* [What is asked] Reproduce all the lines exactly as they stand, apart from the pictures.

# START OF Data provided

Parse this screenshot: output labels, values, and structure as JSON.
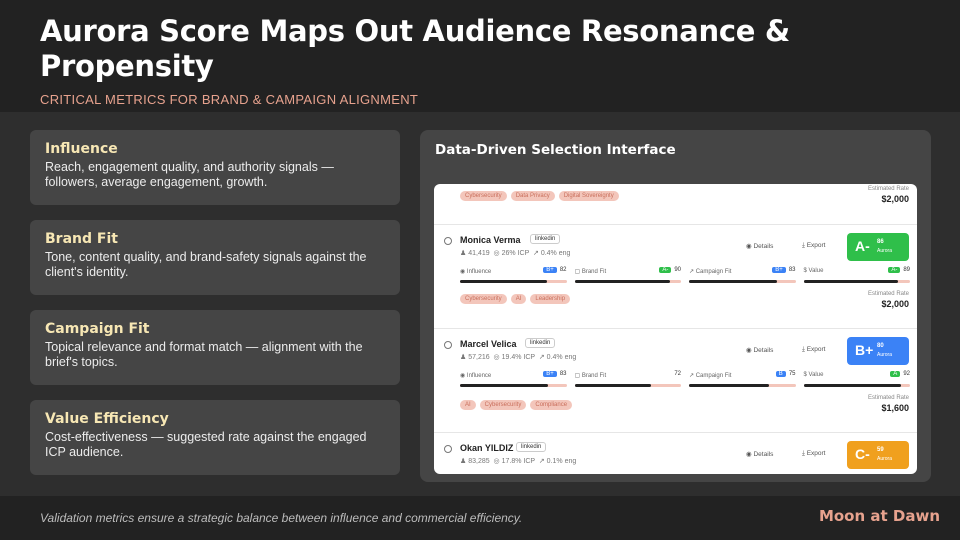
{
  "header": {
    "title": "Aurora Score Maps Out Audience Resonance & Propensity",
    "subtitle": "CRITICAL METRICS FOR BRAND & CAMPAIGN ALIGNMENT"
  },
  "cards": [
    {
      "title": "Influence",
      "text": "Reach, engagement quality, and authority signals — followers, average engagement, growth."
    },
    {
      "title": "Brand Fit",
      "text": "Tone, content quality, and brand-safety signals against the client's identity."
    },
    {
      "title": "Campaign Fit",
      "text": "Topical relevance and format match — alignment with the brief's topics."
    },
    {
      "title": "Value Efficiency",
      "text": "Cost-effectiveness — suggested rate against the engaged ICP audience."
    }
  ],
  "panel": {
    "title": "Data-Driven Selection Interface",
    "top": {
      "tags": [
        "Cybersecurity",
        "Data Privacy",
        "Digital Sovereignty"
      ],
      "rate_label": "Estimated Rate",
      "rate_value": "$2,000"
    },
    "influencers": [
      {
        "name": "Monica Verma",
        "platform": "linkedin",
        "followers": "41,419",
        "icp": "26% ICP",
        "eng": "0.4% eng",
        "details": "Details",
        "export": "Export",
        "grade": "A-",
        "score": "86",
        "score_label": "Aurora",
        "grade_color": "#2fbf4a",
        "metrics": [
          {
            "label": "Influence",
            "chip": "B+",
            "chip_color": "#3b82f6",
            "value": "82",
            "fraction": 0.82
          },
          {
            "label": "Brand Fit",
            "chip": "A-",
            "chip_color": "#2fbf4a",
            "value": "90",
            "fraction": 0.9
          },
          {
            "label": "Campaign Fit",
            "chip": "B+",
            "chip_color": "#3b82f6",
            "value": "83",
            "fraction": 0.83
          },
          {
            "label": "Value",
            "chip": "A-",
            "chip_color": "#2fbf4a",
            "value": "89",
            "fraction": 0.89
          }
        ],
        "tags": [
          "Cybersecurity",
          "AI",
          "Leadership"
        ],
        "rate_label": "Estimated Rate",
        "rate_value": "$2,000"
      },
      {
        "name": "Marcel Velica",
        "platform": "linkedin",
        "followers": "57,216",
        "icp": "19.4% ICP",
        "eng": "0.4% eng",
        "details": "Details",
        "export": "Export",
        "grade": "B+",
        "score": "80",
        "score_label": "Aurora",
        "grade_color": "#3b82f6",
        "metrics": [
          {
            "label": "Influence",
            "chip": "B+",
            "chip_color": "#3b82f6",
            "value": "83",
            "fraction": 0.83
          },
          {
            "label": "Brand Fit",
            "chip": "",
            "chip_color": "",
            "value": "72",
            "fraction": 0.72
          },
          {
            "label": "Campaign Fit",
            "chip": "B",
            "chip_color": "#3b82f6",
            "value": "75",
            "fraction": 0.75
          },
          {
            "label": "Value",
            "chip": "A",
            "chip_color": "#2fbf4a",
            "value": "92",
            "fraction": 0.92
          }
        ],
        "tags": [
          "AI",
          "Cybersecurity",
          "Compliance"
        ],
        "rate_label": "Estimated Rate",
        "rate_value": "$1,600"
      },
      {
        "name": "Okan YILDIZ",
        "platform": "linkedin",
        "followers": "83,285",
        "icp": "17.8% ICP",
        "eng": "0.1% eng",
        "details": "Details",
        "export": "Export",
        "grade": "C-",
        "score": "59",
        "score_label": "Aurora",
        "grade_color": "#f0a01e",
        "metrics": [],
        "tags": [],
        "rate_label": "",
        "rate_value": ""
      }
    ]
  },
  "footer": {
    "note": "Validation metrics ensure a strategic balance between influence and commercial efficiency.",
    "brand": "Moon at Dawn"
  }
}
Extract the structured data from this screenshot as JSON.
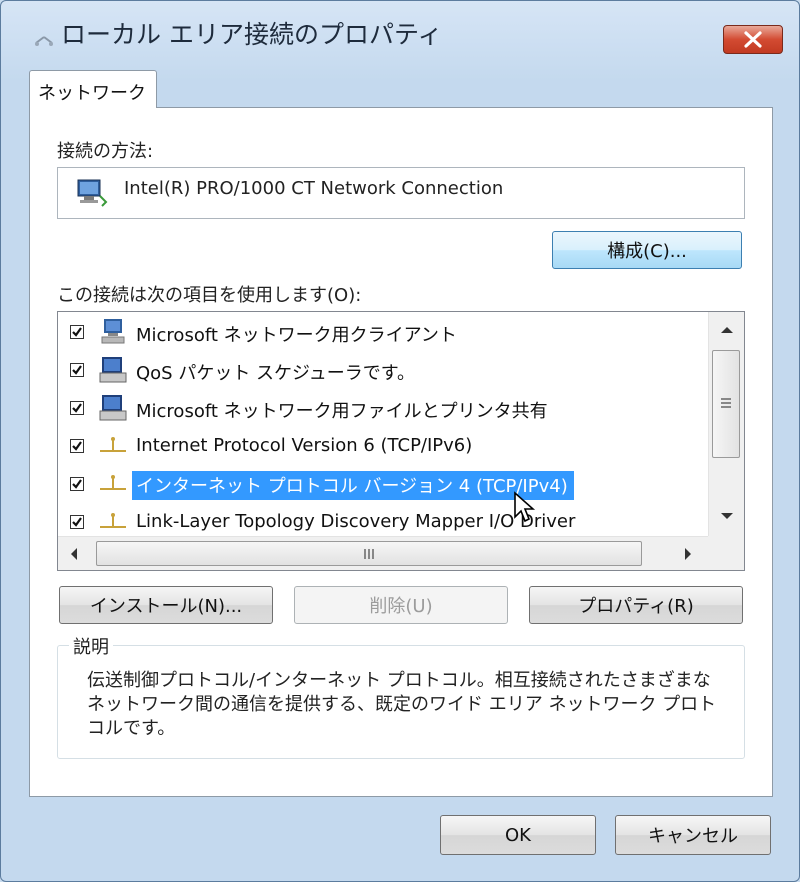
{
  "window": {
    "title": "ローカル エリア接続のプロパティ"
  },
  "tabs": [
    {
      "label": "ネットワーク",
      "selected": true
    }
  ],
  "connect_using": {
    "label": "接続の方法:",
    "adapter": "Intel(R) PRO/1000 CT Network Connection",
    "configure_button": "構成(C)..."
  },
  "items": {
    "label": "この接続は次の項目を使用します(O):",
    "list": [
      {
        "label": "Microsoft ネットワーク用クライアント",
        "checked": true,
        "icon": "network-client-icon"
      },
      {
        "label": "QoS パケット スケジューラです。",
        "checked": true,
        "icon": "qos-service-icon"
      },
      {
        "label": "Microsoft ネットワーク用ファイルとプリンタ共有",
        "checked": true,
        "icon": "file-printer-sharing-icon"
      },
      {
        "label": "Internet Protocol Version 6 (TCP/IPv6)",
        "checked": true,
        "icon": "protocol-icon"
      },
      {
        "label": "インターネット プロトコル バージョン 4 (TCP/IPv4)",
        "checked": true,
        "icon": "protocol-icon",
        "selected": true
      },
      {
        "label": "Link-Layer Topology Discovery Mapper I/O Driver",
        "checked": true,
        "icon": "protocol-icon"
      }
    ]
  },
  "buttons": {
    "install": "インストール(N)...",
    "uninstall": "削除(U)",
    "properties": "プロパティ(R)",
    "ok": "OK",
    "cancel": "キャンセル"
  },
  "description": {
    "legend": "説明",
    "text": "伝送制御プロトコル/インターネット プロトコル。相互接続されたさまざまなネットワーク間の通信を提供する、既定のワイド エリア ネットワーク プロトコルです。"
  },
  "colors": {
    "selection": "#3399ff",
    "close_button": "#c8412a"
  }
}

# END OF Data provided

* [Finished exercise]
Parse this screenshot: output labels, values, and structure as JSON.
{
  "header": {
    "title": "Aurora Score Maps Out Audience Resonance & Propensity",
    "subtitle": "CRITICAL METRICS FOR BRAND & CAMPAIGN ALIGNMENT"
  },
  "cards": [
    {
      "title": "Influence",
      "text": "Reach, engagement quality, and authority signals — followers, average engagement, growth."
    },
    {
      "title": "Brand Fit",
      "text": "Tone, content quality, and brand-safety signals against the client's identity."
    },
    {
      "title": "Campaign Fit",
      "text": "Topical relevance and format match — alignment with the brief's topics."
    },
    {
      "title": "Value Efficiency",
      "text": "Cost-effectiveness — suggested rate against the engaged ICP audience."
    }
  ],
  "panel": {
    "title": "Data-Driven Selection Interface",
    "top": {
      "tags": [
        "Cybersecurity",
        "Data Privacy",
        "Digital Sovereignty"
      ],
      "rate_label": "Estimated Rate",
      "rate_value": "$2,000"
    },
    "influencers": [
      {
        "name": "Monica Verma",
        "platform": "linkedin",
        "followers": "41,419",
        "icp": "26% ICP",
        "eng": "0.4% eng",
        "details": "Details",
        "export": "Export",
        "grade": "A-",
        "score": "86",
        "score_label": "Aurora",
        "grade_color": "#2fbf4a",
        "metrics": [
          {
            "label": "Influence",
            "chip": "B+",
            "chip_color": "#3b82f6",
            "value": "82",
            "fraction": 0.82
          },
          {
            "label": "Brand Fit",
            "chip": "A-",
            "chip_color": "#2fbf4a",
            "value": "90",
            "fraction": 0.9
          },
          {
            "label": "Campaign Fit",
            "chip": "B+",
            "chip_color": "#3b82f6",
            "value": "83",
            "fraction": 0.83
          },
          {
            "label": "Value",
            "chip": "A-",
            "chip_color": "#2fbf4a",
            "value": "89",
            "fraction": 0.89
          }
        ],
        "tags": [
          "Cybersecurity",
          "AI",
          "Leadership"
        ],
        "rate_label": "Estimated Rate",
        "rate_value": "$2,000"
      },
      {
        "name": "Marcel Velica",
        "platform": "linkedin",
        "followers": "57,216",
        "icp": "19.4% ICP",
        "eng": "0.4% eng",
        "details": "Details",
        "export": "Export",
        "grade": "B+",
        "score": "80",
        "score_label": "Aurora",
        "grade_color": "#3b82f6",
        "metrics": [
          {
            "label": "Influence",
            "chip": "B+",
            "chip_color": "#3b82f6",
            "value": "83",
            "fraction": 0.83
          },
          {
            "label": "Brand Fit",
            "chip": "",
            "chip_color": "",
            "value": "72",
            "fraction": 0.72
          },
          {
            "label": "Campaign Fit",
            "chip": "B",
            "chip_color": "#3b82f6",
            "value": "75",
            "fraction": 0.75
          },
          {
            "label": "Value",
            "chip": "A",
            "chip_color": "#2fbf4a",
            "value": "92",
            "fraction": 0.92
          }
        ],
        "tags": [
          "AI",
          "Cybersecurity",
          "Compliance"
        ],
        "rate_label": "Estimated Rate",
        "rate_value": "$1,600"
      },
      {
        "name": "Okan YILDIZ",
        "platform": "linkedin",
        "followers": "83,285",
        "icp": "17.8% ICP",
        "eng": "0.1% eng",
        "details": "Details",
        "export": "Export",
        "grade": "C-",
        "score": "59",
        "score_label": "Aurora",
        "grade_color": "#f0a01e",
        "metrics": [],
        "tags": [],
        "rate_label": "",
        "rate_value": ""
      }
    ]
  },
  "footer": {
    "note": "Validation metrics ensure a strategic balance between influence and commercial efficiency.",
    "brand": "Moon at Dawn"
  }
}
Extract the structured data from this screenshot as JSON.
{
  "window": {
    "title": "ローカル エリア接続のプロパティ"
  },
  "tabs": [
    {
      "label": "ネットワーク",
      "selected": true
    }
  ],
  "connect_using": {
    "label": "接続の方法:",
    "adapter": "Intel(R) PRO/1000 CT Network Connection",
    "configure_button": "構成(C)..."
  },
  "items": {
    "label": "この接続は次の項目を使用します(O):",
    "list": [
      {
        "label": "Microsoft ネットワーク用クライアント",
        "checked": true,
        "icon": "network-client-icon"
      },
      {
        "label": "QoS パケット スケジューラです。",
        "checked": true,
        "icon": "qos-service-icon"
      },
      {
        "label": "Microsoft ネットワーク用ファイルとプリンタ共有",
        "checked": true,
        "icon": "file-printer-sharing-icon"
      },
      {
        "label": "Internet Protocol Version 6 (TCP/IPv6)",
        "checked": true,
        "icon": "protocol-icon"
      },
      {
        "label": "インターネット プロトコル バージョン 4 (TCP/IPv4)",
        "checked": true,
        "icon": "protocol-icon",
        "selected": true
      },
      {
        "label": "Link-Layer Topology Discovery Mapper I/O Driver",
        "checked": true,
        "icon": "protocol-icon"
      }
    ]
  },
  "buttons": {
    "install": "インストール(N)...",
    "uninstall": "削除(U)",
    "properties": "プロパティ(R)",
    "ok": "OK",
    "cancel": "キャンセル"
  },
  "description": {
    "legend": "説明",
    "text": "伝送制御プロトコル/インターネット プロトコル。相互接続されたさまざまなネットワーク間の通信を提供する、既定のワイド エリア ネットワーク プロトコルです。"
  },
  "colors": {
    "selection": "#3399ff",
    "close_button": "#c8412a"
  }
}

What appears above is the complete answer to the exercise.